------ Dataset records
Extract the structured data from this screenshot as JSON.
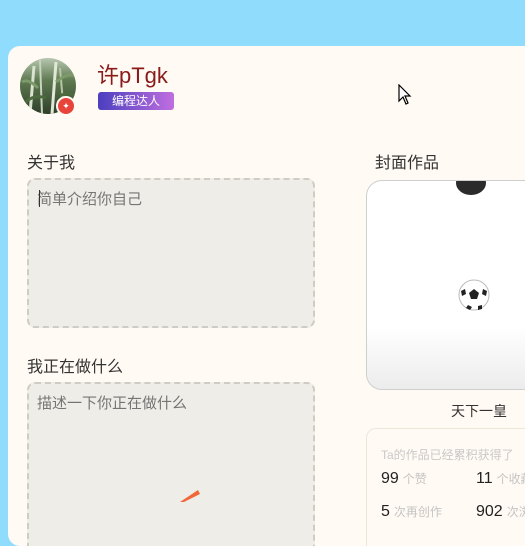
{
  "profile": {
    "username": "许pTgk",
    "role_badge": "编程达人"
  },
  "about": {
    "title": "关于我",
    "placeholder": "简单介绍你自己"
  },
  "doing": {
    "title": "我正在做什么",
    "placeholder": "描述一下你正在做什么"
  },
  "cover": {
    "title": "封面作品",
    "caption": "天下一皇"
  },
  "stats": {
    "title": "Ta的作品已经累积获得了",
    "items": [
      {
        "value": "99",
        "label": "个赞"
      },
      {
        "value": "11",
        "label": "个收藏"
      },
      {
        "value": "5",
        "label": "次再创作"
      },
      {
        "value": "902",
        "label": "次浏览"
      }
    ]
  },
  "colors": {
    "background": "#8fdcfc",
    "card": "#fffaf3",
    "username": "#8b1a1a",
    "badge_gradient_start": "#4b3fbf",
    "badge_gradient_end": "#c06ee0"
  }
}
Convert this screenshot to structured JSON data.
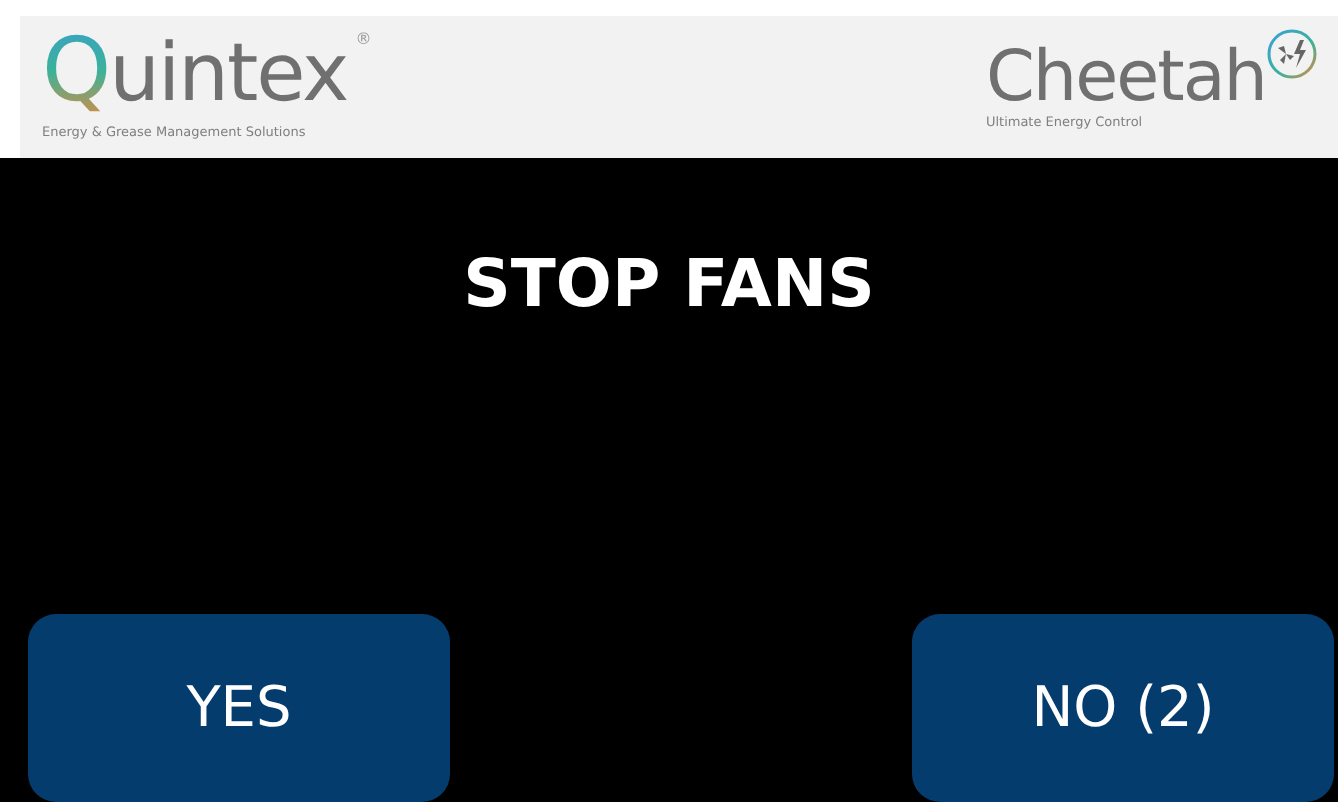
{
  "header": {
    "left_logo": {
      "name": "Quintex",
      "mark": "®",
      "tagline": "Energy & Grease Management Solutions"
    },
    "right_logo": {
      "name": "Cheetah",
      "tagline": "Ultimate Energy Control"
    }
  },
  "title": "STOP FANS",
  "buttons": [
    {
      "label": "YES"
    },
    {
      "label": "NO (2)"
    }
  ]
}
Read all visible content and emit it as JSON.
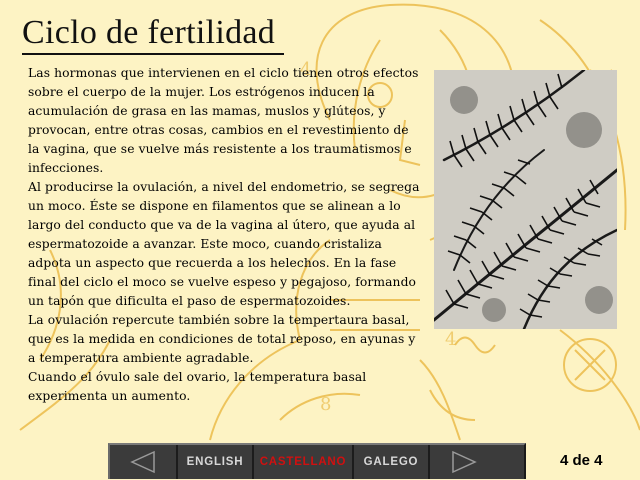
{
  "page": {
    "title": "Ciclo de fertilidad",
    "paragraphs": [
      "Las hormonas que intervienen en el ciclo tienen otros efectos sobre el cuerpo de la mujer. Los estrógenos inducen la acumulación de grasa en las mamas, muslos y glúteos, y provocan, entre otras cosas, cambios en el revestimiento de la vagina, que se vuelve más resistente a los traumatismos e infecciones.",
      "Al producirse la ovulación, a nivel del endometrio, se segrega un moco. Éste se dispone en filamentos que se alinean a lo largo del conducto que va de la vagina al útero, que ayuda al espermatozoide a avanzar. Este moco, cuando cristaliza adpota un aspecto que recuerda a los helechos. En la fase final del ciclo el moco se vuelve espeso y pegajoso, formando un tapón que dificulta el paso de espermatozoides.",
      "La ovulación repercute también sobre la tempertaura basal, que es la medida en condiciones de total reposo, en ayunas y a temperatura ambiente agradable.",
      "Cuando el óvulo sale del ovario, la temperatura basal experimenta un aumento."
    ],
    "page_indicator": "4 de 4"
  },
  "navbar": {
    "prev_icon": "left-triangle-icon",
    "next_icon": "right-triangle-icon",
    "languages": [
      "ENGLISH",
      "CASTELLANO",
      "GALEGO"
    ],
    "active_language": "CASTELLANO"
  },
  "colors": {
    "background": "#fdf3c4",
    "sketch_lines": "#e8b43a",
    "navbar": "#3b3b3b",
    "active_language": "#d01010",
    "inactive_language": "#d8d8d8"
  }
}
------------
------ Dataset records
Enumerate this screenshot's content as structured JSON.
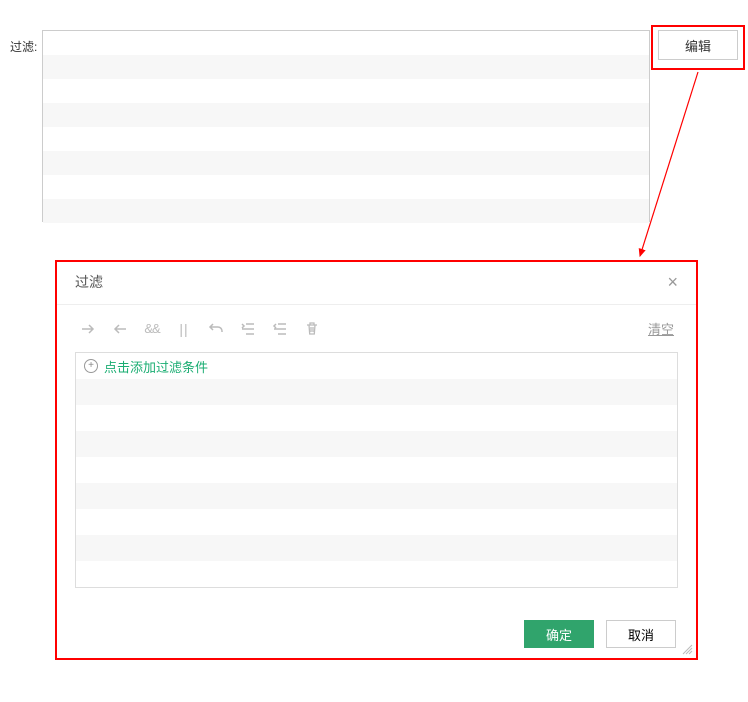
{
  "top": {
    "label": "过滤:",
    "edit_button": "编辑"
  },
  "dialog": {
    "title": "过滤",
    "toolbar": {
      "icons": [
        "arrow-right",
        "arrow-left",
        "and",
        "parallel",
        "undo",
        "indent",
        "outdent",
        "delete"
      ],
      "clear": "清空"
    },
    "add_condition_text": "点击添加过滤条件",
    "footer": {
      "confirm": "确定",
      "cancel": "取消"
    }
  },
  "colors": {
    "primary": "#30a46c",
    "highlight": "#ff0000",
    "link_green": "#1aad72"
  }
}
------------
------ Dataset records
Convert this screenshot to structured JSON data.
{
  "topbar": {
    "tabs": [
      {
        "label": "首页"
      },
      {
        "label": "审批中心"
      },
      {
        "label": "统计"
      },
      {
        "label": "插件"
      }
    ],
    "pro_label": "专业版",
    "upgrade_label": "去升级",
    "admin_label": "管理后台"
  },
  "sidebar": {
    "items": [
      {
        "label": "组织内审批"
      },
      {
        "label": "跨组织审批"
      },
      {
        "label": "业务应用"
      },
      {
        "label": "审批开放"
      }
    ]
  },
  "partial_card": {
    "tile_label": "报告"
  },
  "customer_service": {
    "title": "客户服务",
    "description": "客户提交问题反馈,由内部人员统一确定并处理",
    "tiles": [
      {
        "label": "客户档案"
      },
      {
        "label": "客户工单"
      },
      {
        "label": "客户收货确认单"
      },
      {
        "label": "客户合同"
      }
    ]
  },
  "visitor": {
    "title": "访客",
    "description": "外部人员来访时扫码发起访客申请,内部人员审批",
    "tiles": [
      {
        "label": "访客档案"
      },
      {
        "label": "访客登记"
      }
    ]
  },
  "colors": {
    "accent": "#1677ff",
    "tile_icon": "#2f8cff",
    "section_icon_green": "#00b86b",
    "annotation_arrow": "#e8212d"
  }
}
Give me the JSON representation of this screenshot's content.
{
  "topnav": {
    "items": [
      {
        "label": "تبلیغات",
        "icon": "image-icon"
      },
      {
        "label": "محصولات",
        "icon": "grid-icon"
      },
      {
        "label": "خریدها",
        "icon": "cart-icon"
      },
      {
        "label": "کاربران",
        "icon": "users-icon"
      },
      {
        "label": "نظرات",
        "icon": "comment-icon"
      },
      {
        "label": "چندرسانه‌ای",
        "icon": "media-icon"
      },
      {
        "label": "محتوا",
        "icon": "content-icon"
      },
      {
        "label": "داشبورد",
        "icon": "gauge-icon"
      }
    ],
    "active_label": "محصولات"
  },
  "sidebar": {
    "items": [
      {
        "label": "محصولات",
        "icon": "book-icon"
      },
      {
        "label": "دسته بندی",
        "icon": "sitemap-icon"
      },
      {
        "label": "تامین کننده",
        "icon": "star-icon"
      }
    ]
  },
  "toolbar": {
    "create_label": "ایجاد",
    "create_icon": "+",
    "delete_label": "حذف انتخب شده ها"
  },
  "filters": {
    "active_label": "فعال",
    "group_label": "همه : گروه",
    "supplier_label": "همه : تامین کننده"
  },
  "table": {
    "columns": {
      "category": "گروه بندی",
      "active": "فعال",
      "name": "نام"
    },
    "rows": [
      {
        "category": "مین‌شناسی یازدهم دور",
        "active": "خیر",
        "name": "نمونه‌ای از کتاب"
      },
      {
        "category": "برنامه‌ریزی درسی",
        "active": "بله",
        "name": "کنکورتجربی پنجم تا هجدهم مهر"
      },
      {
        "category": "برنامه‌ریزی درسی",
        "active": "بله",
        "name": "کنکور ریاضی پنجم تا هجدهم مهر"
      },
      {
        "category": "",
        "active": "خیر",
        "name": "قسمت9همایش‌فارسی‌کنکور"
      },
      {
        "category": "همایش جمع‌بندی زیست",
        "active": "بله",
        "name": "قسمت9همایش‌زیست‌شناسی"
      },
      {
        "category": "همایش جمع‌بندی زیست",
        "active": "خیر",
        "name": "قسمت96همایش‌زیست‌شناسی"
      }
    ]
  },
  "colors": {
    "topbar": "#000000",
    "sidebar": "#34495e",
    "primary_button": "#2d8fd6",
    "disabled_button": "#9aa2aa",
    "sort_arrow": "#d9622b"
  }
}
------------
| Given instruction |
Above are records; say how many of their lines contain the word "structured", giving only the number.

| Answer in full |
4